::: MATERIAL :::

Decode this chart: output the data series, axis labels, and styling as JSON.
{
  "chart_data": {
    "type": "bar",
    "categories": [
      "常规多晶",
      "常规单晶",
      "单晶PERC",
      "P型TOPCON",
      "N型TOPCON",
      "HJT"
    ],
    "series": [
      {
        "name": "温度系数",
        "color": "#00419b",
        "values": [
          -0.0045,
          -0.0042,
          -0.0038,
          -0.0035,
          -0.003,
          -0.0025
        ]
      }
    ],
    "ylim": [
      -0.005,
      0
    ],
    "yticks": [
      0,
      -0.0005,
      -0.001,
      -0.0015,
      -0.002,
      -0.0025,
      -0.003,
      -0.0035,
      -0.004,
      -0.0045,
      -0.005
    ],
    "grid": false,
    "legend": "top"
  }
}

:::

## GOAL:
Write out every entry word for word.

## CORRECT OUTPUT:
Decode this chart: output the data series, axis labels, and styling as JSON.
{
  "chart_data": {
    "type": "bar",
    "categories": [
      "常规多晶",
      "常规单晶",
      "单晶PERC",
      "P型TOPCON",
      "N型TOPCON",
      "HJT"
    ],
    "series": [
      {
        "name": "温度系数",
        "color": "#00419b",
        "values": [
          -0.0045,
          -0.0042,
          -0.0038,
          -0.0035,
          -0.003,
          -0.0025
        ]
      }
    ],
    "ylim": [
      -0.005,
      0
    ],
    "yticks": [
      0,
      -0.0005,
      -0.001,
      -0.0015,
      -0.002,
      -0.0025,
      -0.003,
      -0.0035,
      -0.004,
      -0.0045,
      -0.005
    ],
    "grid": false,
    "legend": "top"
  }
}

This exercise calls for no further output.